The request:
Write out the whole listing again, exactly as given.

Exercise input:
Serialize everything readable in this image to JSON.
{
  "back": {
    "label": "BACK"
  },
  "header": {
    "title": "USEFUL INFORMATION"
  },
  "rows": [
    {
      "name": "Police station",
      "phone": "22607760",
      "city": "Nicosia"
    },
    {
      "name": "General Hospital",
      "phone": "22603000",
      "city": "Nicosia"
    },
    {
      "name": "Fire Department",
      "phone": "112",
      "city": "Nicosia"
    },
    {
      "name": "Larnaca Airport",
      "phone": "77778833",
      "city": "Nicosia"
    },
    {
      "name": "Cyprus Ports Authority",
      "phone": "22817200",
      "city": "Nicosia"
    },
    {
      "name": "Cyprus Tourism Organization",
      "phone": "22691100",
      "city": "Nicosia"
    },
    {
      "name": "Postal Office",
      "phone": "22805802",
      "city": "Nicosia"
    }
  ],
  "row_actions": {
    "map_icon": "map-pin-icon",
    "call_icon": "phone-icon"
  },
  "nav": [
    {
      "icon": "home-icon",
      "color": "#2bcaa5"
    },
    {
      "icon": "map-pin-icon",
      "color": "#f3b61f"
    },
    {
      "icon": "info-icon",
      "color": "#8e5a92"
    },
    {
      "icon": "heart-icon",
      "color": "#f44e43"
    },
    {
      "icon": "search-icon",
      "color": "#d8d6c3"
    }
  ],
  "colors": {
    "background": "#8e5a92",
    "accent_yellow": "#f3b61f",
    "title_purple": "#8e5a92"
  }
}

Answer in full:
Serialize everything readable in this image to JSON.
{
  "back": {
    "label": "BACK"
  },
  "header": {
    "title": "USEFUL INFORMATION"
  },
  "rows": [
    {
      "name": "Police station",
      "phone": "22607760",
      "city": "Nicosia"
    },
    {
      "name": "General Hospital",
      "phone": "22603000",
      "city": "Nicosia"
    },
    {
      "name": "Fire Department",
      "phone": "112",
      "city": "Nicosia"
    },
    {
      "name": "Larnaca Airport",
      "phone": "77778833",
      "city": "Nicosia"
    },
    {
      "name": "Cyprus Ports Authority",
      "phone": "22817200",
      "city": "Nicosia"
    },
    {
      "name": "Cyprus Tourism Organization",
      "phone": "22691100",
      "city": "Nicosia"
    },
    {
      "name": "Postal Office",
      "phone": "22805802",
      "city": "Nicosia"
    }
  ],
  "row_actions": {
    "map_icon": "map-pin-icon",
    "call_icon": "phone-icon"
  },
  "nav": [
    {
      "icon": "home-icon",
      "color": "#2bcaa5"
    },
    {
      "icon": "map-pin-icon",
      "color": "#f3b61f"
    },
    {
      "icon": "info-icon",
      "color": "#8e5a92"
    },
    {
      "icon": "heart-icon",
      "color": "#f44e43"
    },
    {
      "icon": "search-icon",
      "color": "#d8d6c3"
    }
  ],
  "colors": {
    "background": "#8e5a92",
    "accent_yellow": "#f3b61f",
    "title_purple": "#8e5a92"
  }
}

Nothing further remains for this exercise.